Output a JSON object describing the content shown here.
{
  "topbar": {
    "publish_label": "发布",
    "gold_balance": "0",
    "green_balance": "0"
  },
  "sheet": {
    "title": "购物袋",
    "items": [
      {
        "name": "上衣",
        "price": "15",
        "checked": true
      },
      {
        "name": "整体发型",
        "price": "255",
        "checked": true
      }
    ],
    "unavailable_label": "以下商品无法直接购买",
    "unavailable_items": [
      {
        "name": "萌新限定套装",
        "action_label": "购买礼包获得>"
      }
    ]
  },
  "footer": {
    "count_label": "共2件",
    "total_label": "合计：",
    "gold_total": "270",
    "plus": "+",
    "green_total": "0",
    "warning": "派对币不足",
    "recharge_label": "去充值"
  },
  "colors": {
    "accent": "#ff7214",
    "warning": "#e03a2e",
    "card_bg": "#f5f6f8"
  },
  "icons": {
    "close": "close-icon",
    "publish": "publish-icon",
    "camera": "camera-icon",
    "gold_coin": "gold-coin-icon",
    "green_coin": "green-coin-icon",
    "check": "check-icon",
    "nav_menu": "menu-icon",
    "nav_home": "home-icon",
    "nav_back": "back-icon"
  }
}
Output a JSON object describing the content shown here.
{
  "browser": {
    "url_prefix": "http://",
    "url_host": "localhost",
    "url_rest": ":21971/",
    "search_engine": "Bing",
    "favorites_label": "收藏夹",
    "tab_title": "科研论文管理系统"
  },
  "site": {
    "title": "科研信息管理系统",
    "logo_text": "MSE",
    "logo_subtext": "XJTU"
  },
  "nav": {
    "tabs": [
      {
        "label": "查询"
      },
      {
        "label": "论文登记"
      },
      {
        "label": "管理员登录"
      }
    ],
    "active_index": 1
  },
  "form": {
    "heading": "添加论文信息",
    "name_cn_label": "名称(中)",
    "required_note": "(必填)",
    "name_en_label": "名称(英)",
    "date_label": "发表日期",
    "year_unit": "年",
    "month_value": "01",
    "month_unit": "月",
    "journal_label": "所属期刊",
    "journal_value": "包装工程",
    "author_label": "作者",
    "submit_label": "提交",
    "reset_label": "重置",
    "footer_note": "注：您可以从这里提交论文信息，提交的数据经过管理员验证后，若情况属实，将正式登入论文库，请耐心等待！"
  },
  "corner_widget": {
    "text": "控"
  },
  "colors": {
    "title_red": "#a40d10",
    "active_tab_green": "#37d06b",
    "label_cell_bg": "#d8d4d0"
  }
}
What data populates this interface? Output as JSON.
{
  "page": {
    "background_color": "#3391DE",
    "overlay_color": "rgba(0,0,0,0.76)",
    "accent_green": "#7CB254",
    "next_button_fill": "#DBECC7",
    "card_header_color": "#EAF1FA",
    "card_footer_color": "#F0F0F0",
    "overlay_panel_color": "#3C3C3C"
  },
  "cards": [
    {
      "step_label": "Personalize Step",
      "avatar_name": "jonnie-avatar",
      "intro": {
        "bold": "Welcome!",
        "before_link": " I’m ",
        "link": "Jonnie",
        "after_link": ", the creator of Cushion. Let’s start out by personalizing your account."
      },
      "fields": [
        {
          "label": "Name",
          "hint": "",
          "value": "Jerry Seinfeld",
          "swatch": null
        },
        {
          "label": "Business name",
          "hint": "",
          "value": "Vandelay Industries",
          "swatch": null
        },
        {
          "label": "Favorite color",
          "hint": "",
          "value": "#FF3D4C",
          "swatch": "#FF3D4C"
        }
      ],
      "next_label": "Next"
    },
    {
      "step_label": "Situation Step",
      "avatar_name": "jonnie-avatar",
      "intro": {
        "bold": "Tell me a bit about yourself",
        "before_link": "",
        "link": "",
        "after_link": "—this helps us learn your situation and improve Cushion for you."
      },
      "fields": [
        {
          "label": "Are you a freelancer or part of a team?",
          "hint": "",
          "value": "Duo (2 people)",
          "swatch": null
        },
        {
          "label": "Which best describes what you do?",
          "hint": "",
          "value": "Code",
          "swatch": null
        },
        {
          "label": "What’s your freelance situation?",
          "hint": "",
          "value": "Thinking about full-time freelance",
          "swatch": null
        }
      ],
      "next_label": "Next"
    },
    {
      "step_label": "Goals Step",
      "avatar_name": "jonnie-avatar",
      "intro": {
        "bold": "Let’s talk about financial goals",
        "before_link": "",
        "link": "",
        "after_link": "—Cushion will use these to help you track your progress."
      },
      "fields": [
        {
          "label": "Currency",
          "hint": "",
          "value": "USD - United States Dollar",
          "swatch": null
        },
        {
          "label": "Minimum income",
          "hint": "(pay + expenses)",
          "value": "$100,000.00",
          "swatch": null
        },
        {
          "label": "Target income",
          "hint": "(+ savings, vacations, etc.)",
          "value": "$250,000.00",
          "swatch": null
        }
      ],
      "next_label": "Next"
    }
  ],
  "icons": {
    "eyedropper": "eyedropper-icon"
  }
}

※

● REQUIRED WORK
Print every record exactly as it was given.

● RESPONSE FOR THIS EXERCISE
Output a JSON object describing the content shown here.
{
  "topbar": {
    "publish_label": "发布",
    "gold_balance": "0",
    "green_balance": "0"
  },
  "sheet": {
    "title": "购物袋",
    "items": [
      {
        "name": "上衣",
        "price": "15",
        "checked": true
      },
      {
        "name": "整体发型",
        "price": "255",
        "checked": true
      }
    ],
    "unavailable_label": "以下商品无法直接购买",
    "unavailable_items": [
      {
        "name": "萌新限定套装",
        "action_label": "购买礼包获得>"
      }
    ]
  },
  "footer": {
    "count_label": "共2件",
    "total_label": "合计：",
    "gold_total": "270",
    "plus": "+",
    "green_total": "0",
    "warning": "派对币不足",
    "recharge_label": "去充值"
  },
  "colors": {
    "accent": "#ff7214",
    "warning": "#e03a2e",
    "card_bg": "#f5f6f8"
  },
  "icons": {
    "close": "close-icon",
    "publish": "publish-icon",
    "camera": "camera-icon",
    "gold_coin": "gold-coin-icon",
    "green_coin": "green-coin-icon",
    "check": "check-icon",
    "nav_menu": "menu-icon",
    "nav_home": "home-icon",
    "nav_back": "back-icon"
  }
}
Output a JSON object describing the content shown here.
{
  "browser": {
    "url_prefix": "http://",
    "url_host": "localhost",
    "url_rest": ":21971/",
    "search_engine": "Bing",
    "favorites_label": "收藏夹",
    "tab_title": "科研论文管理系统"
  },
  "site": {
    "title": "科研信息管理系统",
    "logo_text": "MSE",
    "logo_subtext": "XJTU"
  },
  "nav": {
    "tabs": [
      {
        "label": "查询"
      },
      {
        "label": "论文登记"
      },
      {
        "label": "管理员登录"
      }
    ],
    "active_index": 1
  },
  "form": {
    "heading": "添加论文信息",
    "name_cn_label": "名称(中)",
    "required_note": "(必填)",
    "name_en_label": "名称(英)",
    "date_label": "发表日期",
    "year_unit": "年",
    "month_value": "01",
    "month_unit": "月",
    "journal_label": "所属期刊",
    "journal_value": "包装工程",
    "author_label": "作者",
    "submit_label": "提交",
    "reset_label": "重置",
    "footer_note": "注：您可以从这里提交论文信息，提交的数据经过管理员验证后，若情况属实，将正式登入论文库，请耐心等待！"
  },
  "corner_widget": {
    "text": "控"
  },
  "colors": {
    "title_red": "#a40d10",
    "active_tab_green": "#37d06b",
    "label_cell_bg": "#d8d4d0"
  }
}
What data populates this interface? Output as JSON.
{
  "page": {
    "background_color": "#3391DE",
    "overlay_color": "rgba(0,0,0,0.76)",
    "accent_green": "#7CB254",
    "next_button_fill": "#DBECC7",
    "card_header_color": "#EAF1FA",
    "card_footer_color": "#F0F0F0",
    "overlay_panel_color": "#3C3C3C"
  },
  "cards": [
    {
      "step_label": "Personalize Step",
      "avatar_name": "jonnie-avatar",
      "intro": {
        "bold": "Welcome!",
        "before_link": " I’m ",
        "link": "Jonnie",
        "after_link": ", the creator of Cushion. Let’s start out by personalizing your account."
      },
      "fields": [
        {
          "label": "Name",
          "hint": "",
          "value": "Jerry Seinfeld",
          "swatch": null
        },
        {
          "label": "Business name",
          "hint": "",
          "value": "Vandelay Industries",
          "swatch": null
        },
        {
          "label": "Favorite color",
          "hint": "",
          "value": "#FF3D4C",
          "swatch": "#FF3D4C"
        }
      ],
      "next_label": "Next"
    },
    {
      "step_label": "Situation Step",
      "avatar_name": "jonnie-avatar",
      "intro": {
        "bold": "Tell me a bit about yourself",
        "before_link": "",
        "link": "",
        "after_link": "—this helps us learn your situation and improve Cushion for you."
      },
      "fields": [
        {
          "label": "Are you a freelancer or part of a team?",
          "hint": "",
          "value": "Duo (2 people)",
          "swatch": null
        },
        {
          "label": "Which best describes what you do?",
          "hint": "",
          "value": "Code",
          "swatch": null
        },
        {
          "label": "What’s your freelance situation?",
          "hint": "",
          "value": "Thinking about full-time freelance",
          "swatch": null
        }
      ],
      "next_label": "Next"
    },
    {
      "step_label": "Goals Step",
      "avatar_name": "jonnie-avatar",
      "intro": {
        "bold": "Let’s talk about financial goals",
        "before_link": "",
        "link": "",
        "after_link": "—Cushion will use these to help you track your progress."
      },
      "fields": [
        {
          "label": "Currency",
          "hint": "",
          "value": "USD - United States Dollar",
          "swatch": null
        },
        {
          "label": "Minimum income",
          "hint": "(pay + expenses)",
          "value": "$100,000.00",
          "swatch": null
        },
        {
          "label": "Target income",
          "hint": "(+ savings, vacations, etc.)",
          "value": "$250,000.00",
          "swatch": null
        }
      ],
      "next_label": "Next"
    }
  ],
  "icons": {
    "eyedropper": "eyedropper-icon"
  }
}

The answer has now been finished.